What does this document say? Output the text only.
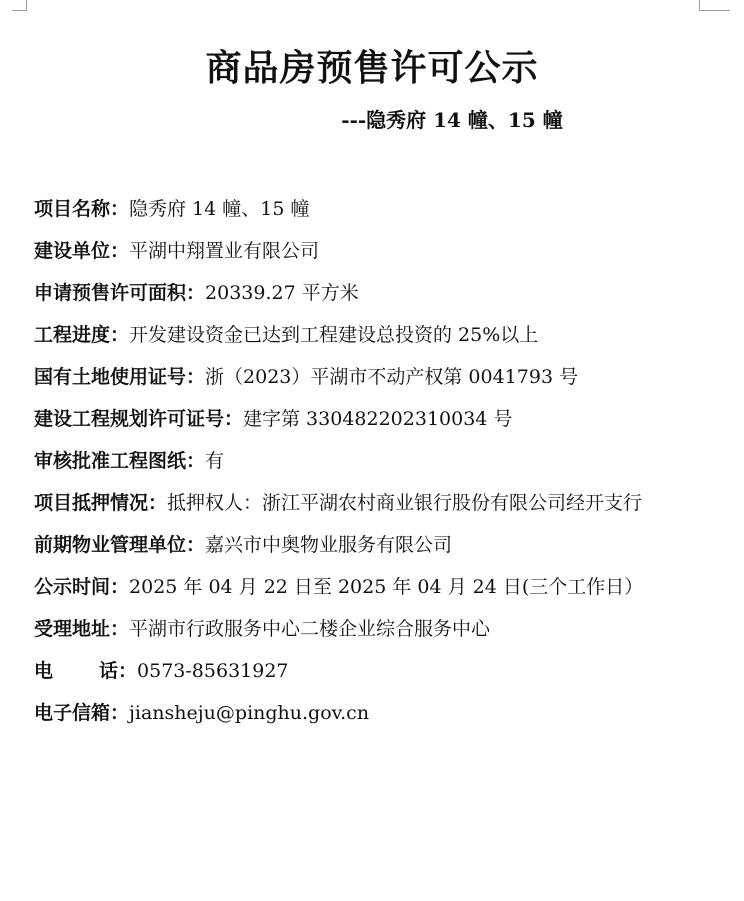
商品房预售许可公示

---隐秀府 14 幢、15 幢

项目名称：隐秀府 14 幢、15 幢
建设单位：平湖中翔置业有限公司
申请预售许可面积：20339.27 平方米
工程进度：开发建设资金已达到工程建设总投资的 25%以上
国有土地使用证号：浙（2023）平湖市不动产权第 0041793 号
建设工程规划许可证号：建字第 330482202310034 号
审核批准工程图纸：有
项目抵押情况：抵押权人：浙江平湖农村商业银行股份有限公司经开支行
前期物业管理单位：嘉兴市中奥物业服务有限公司
公示时间：2025 年 04 月 22 日至 2025 年 04 月 24 日(三个工作日）
受理地址：平湖市行政服务中心二楼企业综合服务中心
电 话：0573-85631927
电子信箱：jiansheju@pinghu.gov.cn
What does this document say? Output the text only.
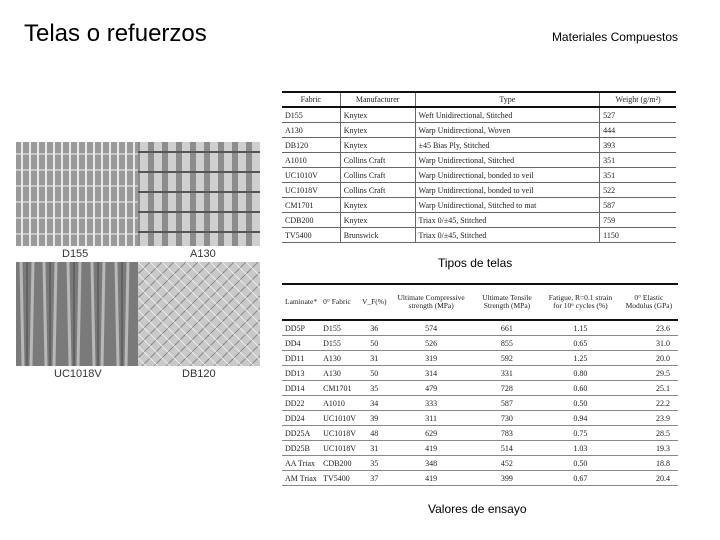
Telas o refuerzos	Materiales Compuestos
D155	A130
UC1018V	DB120
Fabric	Manufacturer	Type	Weight (g/m²)
D155	Knytex	Weft Unidirectional, Stitched	527
A130	Knytex	Warp Unidirectional, Woven	444
DB120	Knytex	±45 Bias Ply, Stitched	393
A1010	Collins Craft	Warp Unidirectional, Stitched	351
UC1010V	Collins Craft	Warp Unidirectional, bonded to veil	351
UC1018V	Collins Craft	Warp Unidirectional, bonded to veil	522
CM1701	Knytex	Warp Unidirectional, Stitched to mat	587
CDB200	Knytex	Triax 0/±45, Stitched	759
TV5400	Brunswick	Triax 0/±45, Stitched	1150
Tipos de telas
Laminate*	0° Fabric	V_F(%)	Ultimate Compressive strength (MPa)	Ultimate Tensile Strength (MPa)	Fatigue, R=0.1 strain for 10⁶ cycles (%)	0° Elastic Modulus (GPa)
DD5P	D155	36	574	661	1.15	23.6
DD4	D155	50	526	855	0.65	31.0
DD11	A130	31	319	592	1.25	20.0
DD13	A130	50	314	331	0.80	29.5
DD14	CM1701	35	479	728	0.60	25.1
DD22	A1010	34	333	587	0.50	22.2
DD24	UC1010V	39	311	730	0.94	23.9
DD25A	UC1018V	48	629	783	0.75	28.5
DD25B	UC1018V	31	419	514	1.03	19.3
AA Triax	CDB200	35	348	452	0.50	18.8
AM Triax	TV5400	37	419	399	0.67	20.4
Valores de ensayo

- - - - - - -

» **EXERCISE OBJECTIVE**:
All records should be output exactly, with the pictures left out.

» **REPLY**:
What does this document say? Output the text only.
商品房预售许可公示

---隐秀府 14 幢、15 幢

项目名称：隐秀府 14 幢、15 幢
建设单位：平湖中翔置业有限公司
申请预售许可面积：20339.27 平方米
工程进度：开发建设资金已达到工程建设总投资的 25%以上
国有土地使用证号：浙（2023）平湖市不动产权第 0041793 号
建设工程规划许可证号：建字第 330482202310034 号
审核批准工程图纸：有
项目抵押情况：抵押权人：浙江平湖农村商业银行股份有限公司经开支行
前期物业管理单位：嘉兴市中奥物业服务有限公司
公示时间：2025 年 04 月 22 日至 2025 年 04 月 24 日(三个工作日）
受理地址：平湖市行政服务中心二楼企业综合服务中心
电 话：0573-85631927
电子信箱：jiansheju@pinghu.gov.cn
What does this document say? Output the text only.
Telas o refuerzos	Materiales Compuestos
D155	A130
UC1018V	DB120
Fabric	Manufacturer	Type	Weight (g/m²)
D155	Knytex	Weft Unidirectional, Stitched	527
A130	Knytex	Warp Unidirectional, Woven	444
DB120	Knytex	±45 Bias Ply, Stitched	393
A1010	Collins Craft	Warp Unidirectional, Stitched	351
UC1010V	Collins Craft	Warp Unidirectional, bonded to veil	351
UC1018V	Collins Craft	Warp Unidirectional, bonded to veil	522
CM1701	Knytex	Warp Unidirectional, Stitched to mat	587
CDB200	Knytex	Triax 0/±45, Stitched	759
TV5400	Brunswick	Triax 0/±45, Stitched	1150
Tipos de telas
Laminate*	0° Fabric	V_F(%)	Ultimate Compressive strength (MPa)	Ultimate Tensile Strength (MPa)	Fatigue, R=0.1 strain for 10⁶ cycles (%)	0° Elastic Modulus (GPa)
DD5P	D155	36	574	661	1.15	23.6
DD4	D155	50	526	855	0.65	31.0
DD11	A130	31	319	592	1.25	20.0
DD13	A130	50	314	331	0.80	29.5
DD14	CM1701	35	479	728	0.60	25.1
DD22	A1010	34	333	587	0.50	22.2
DD24	UC1010V	39	311	730	0.94	23.9
DD25A	UC1018V	48	629	783	0.75	28.5
DD25B	UC1018V	31	419	514	1.03	19.3
AA Triax	CDB200	35	348	452	0.50	18.8
AM Triax	TV5400	37	419	399	0.67	20.4
Valores de ensayo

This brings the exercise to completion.